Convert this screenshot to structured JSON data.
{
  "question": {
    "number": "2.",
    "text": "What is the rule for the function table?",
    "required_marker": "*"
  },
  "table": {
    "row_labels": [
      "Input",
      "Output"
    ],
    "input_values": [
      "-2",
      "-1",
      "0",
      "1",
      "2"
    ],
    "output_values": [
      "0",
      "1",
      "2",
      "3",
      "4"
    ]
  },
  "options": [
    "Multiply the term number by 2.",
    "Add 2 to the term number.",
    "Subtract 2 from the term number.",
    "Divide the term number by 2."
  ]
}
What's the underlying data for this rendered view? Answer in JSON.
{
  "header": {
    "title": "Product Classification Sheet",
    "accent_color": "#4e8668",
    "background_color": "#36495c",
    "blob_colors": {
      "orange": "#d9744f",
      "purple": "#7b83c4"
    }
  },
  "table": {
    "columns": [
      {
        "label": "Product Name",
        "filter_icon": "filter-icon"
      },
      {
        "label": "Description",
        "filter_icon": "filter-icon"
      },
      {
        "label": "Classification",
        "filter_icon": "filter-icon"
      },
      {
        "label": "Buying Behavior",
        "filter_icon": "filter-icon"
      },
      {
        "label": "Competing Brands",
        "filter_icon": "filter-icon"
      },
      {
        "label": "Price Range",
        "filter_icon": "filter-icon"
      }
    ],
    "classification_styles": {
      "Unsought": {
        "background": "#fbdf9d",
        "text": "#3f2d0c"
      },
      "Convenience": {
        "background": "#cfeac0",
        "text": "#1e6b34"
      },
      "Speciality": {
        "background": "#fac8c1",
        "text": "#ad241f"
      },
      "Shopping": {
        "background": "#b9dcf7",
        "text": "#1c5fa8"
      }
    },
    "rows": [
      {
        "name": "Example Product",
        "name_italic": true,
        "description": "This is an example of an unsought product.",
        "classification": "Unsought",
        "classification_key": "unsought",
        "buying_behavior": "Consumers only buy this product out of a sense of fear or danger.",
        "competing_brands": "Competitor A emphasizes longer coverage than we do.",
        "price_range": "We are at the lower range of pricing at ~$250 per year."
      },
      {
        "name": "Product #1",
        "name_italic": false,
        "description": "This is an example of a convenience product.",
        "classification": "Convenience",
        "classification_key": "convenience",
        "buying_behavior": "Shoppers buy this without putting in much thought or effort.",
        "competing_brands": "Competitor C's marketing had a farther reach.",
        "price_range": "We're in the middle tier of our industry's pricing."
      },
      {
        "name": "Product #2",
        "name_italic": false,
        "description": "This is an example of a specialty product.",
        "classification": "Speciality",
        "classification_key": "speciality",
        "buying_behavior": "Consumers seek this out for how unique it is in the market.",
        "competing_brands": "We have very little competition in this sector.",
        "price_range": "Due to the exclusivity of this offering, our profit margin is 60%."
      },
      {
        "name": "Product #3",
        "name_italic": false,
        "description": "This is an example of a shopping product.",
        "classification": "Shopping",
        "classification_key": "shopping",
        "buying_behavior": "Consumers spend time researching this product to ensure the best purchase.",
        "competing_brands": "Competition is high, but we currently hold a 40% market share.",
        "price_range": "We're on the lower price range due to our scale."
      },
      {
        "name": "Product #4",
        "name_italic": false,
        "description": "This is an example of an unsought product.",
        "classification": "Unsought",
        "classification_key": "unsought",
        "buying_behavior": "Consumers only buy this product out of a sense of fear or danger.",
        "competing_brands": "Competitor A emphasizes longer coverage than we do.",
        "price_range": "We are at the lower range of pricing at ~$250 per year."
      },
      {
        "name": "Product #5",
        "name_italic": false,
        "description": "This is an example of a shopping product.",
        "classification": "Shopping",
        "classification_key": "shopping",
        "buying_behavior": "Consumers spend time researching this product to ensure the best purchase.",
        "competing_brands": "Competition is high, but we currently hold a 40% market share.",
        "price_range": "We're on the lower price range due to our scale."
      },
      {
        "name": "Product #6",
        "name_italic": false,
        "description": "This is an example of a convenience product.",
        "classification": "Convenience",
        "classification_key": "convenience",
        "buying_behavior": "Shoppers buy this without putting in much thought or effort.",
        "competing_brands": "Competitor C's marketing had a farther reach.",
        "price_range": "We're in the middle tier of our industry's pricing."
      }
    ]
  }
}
──────────
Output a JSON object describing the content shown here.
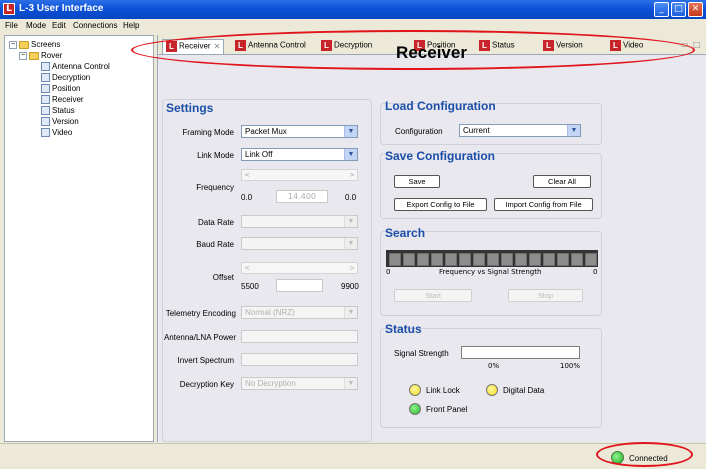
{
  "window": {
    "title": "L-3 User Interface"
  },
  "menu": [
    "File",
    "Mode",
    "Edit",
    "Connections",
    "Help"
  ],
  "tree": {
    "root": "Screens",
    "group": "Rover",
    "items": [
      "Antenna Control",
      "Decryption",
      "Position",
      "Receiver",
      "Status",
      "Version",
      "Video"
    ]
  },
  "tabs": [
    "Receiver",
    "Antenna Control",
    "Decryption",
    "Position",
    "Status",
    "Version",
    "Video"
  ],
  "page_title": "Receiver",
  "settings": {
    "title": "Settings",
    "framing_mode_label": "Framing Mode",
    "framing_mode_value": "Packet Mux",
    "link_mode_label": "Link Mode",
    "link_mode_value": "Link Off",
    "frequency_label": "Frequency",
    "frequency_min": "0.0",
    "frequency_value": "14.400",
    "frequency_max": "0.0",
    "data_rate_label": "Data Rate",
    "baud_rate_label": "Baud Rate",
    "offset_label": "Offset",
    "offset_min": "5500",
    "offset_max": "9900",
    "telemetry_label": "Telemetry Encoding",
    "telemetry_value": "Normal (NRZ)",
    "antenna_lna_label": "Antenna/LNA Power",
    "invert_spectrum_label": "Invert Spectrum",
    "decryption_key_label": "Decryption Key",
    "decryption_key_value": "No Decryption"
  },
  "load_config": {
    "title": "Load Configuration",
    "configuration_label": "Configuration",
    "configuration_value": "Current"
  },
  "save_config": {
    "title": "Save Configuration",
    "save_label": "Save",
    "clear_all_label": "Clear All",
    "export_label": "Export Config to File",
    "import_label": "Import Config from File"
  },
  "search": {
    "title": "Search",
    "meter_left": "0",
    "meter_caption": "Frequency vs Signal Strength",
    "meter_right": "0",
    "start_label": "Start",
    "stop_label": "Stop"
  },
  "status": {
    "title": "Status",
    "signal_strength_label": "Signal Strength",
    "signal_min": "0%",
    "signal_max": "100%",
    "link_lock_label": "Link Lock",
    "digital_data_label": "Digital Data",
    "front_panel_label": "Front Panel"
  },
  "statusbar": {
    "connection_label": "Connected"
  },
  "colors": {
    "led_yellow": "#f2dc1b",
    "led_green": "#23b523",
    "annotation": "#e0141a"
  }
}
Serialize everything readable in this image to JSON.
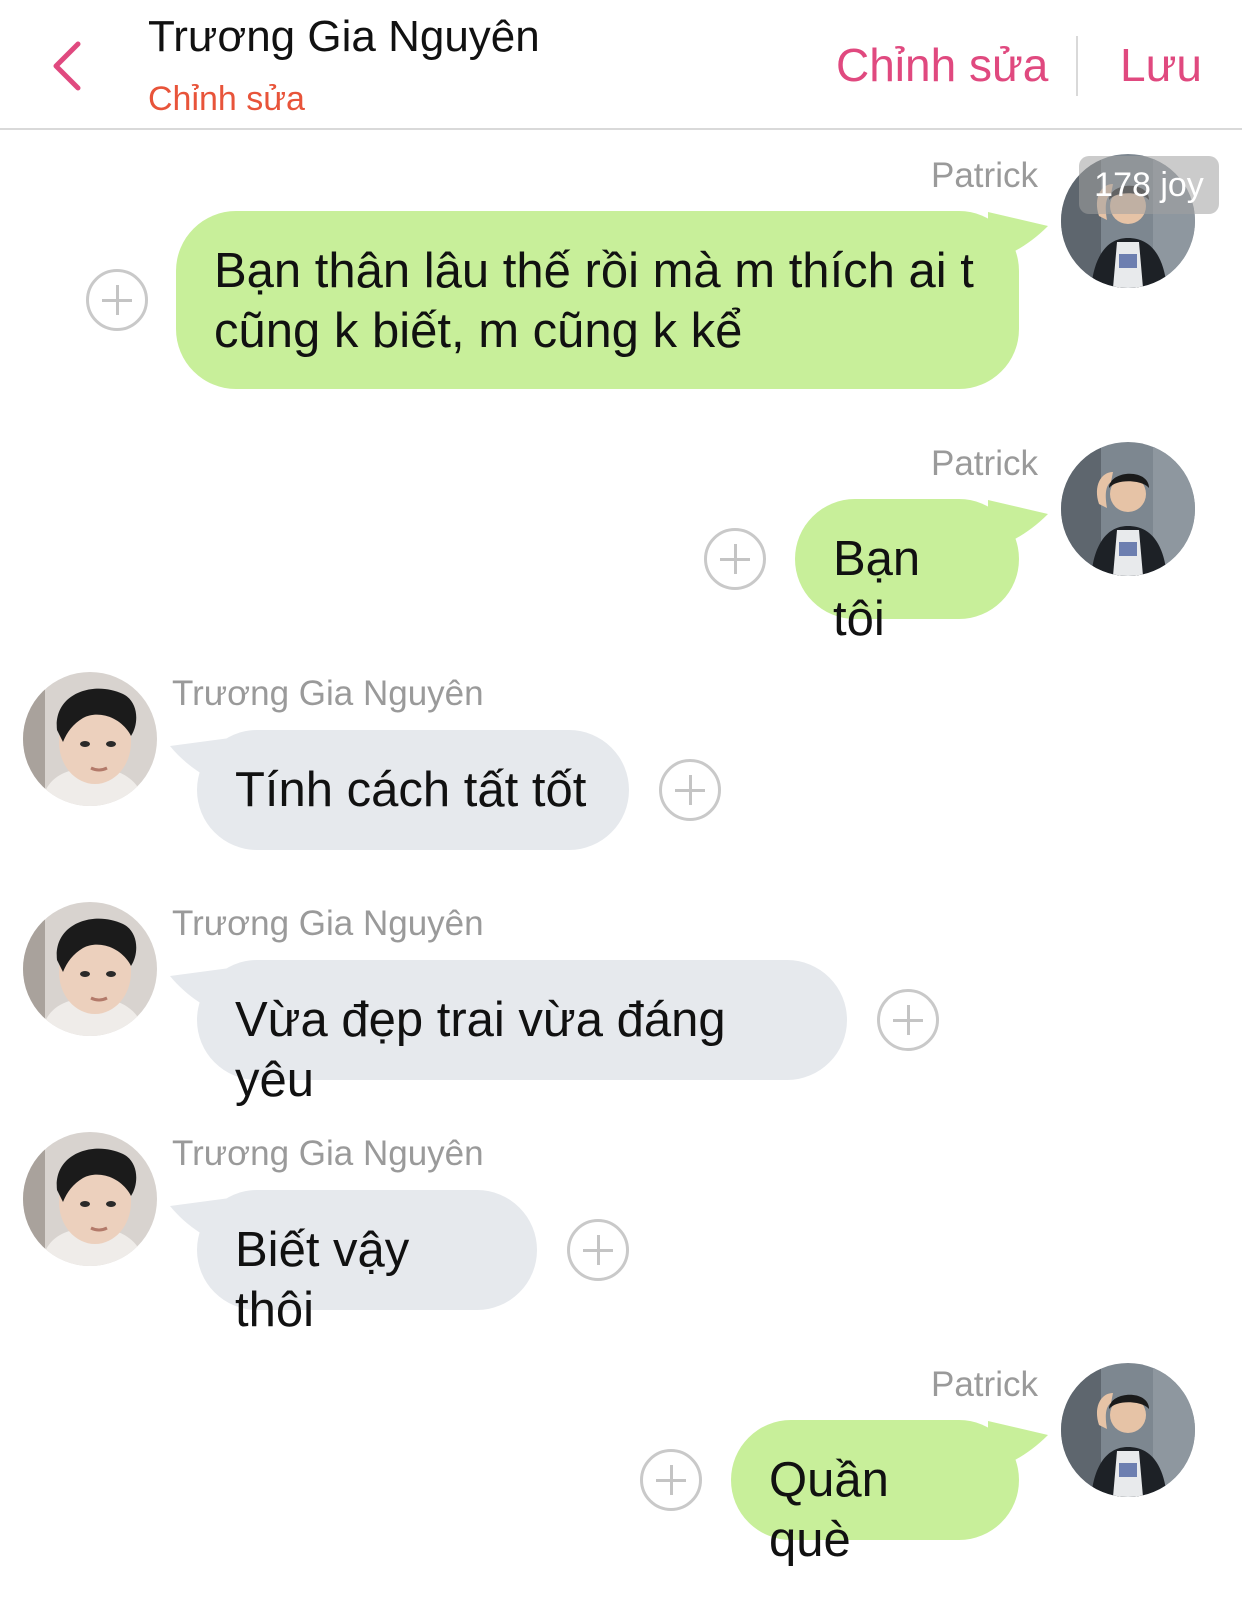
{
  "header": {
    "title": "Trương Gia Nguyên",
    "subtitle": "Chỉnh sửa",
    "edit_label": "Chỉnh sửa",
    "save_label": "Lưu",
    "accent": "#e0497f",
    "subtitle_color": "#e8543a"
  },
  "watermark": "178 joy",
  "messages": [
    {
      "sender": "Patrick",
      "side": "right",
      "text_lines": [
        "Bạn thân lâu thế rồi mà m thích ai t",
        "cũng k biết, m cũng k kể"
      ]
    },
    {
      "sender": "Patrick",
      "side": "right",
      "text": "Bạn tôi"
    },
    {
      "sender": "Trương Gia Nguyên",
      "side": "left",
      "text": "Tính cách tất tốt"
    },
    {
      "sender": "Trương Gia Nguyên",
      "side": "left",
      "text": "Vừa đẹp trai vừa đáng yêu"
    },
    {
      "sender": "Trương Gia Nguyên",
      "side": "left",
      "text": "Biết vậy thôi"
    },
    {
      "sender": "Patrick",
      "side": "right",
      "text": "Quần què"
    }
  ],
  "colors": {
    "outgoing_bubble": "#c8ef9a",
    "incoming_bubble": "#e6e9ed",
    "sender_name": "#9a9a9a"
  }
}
──────────
- **Instructions to follow**:
For the listing above, give the number of lines in which the string "File" occurs, and nothing else.

- **Task solution**:
3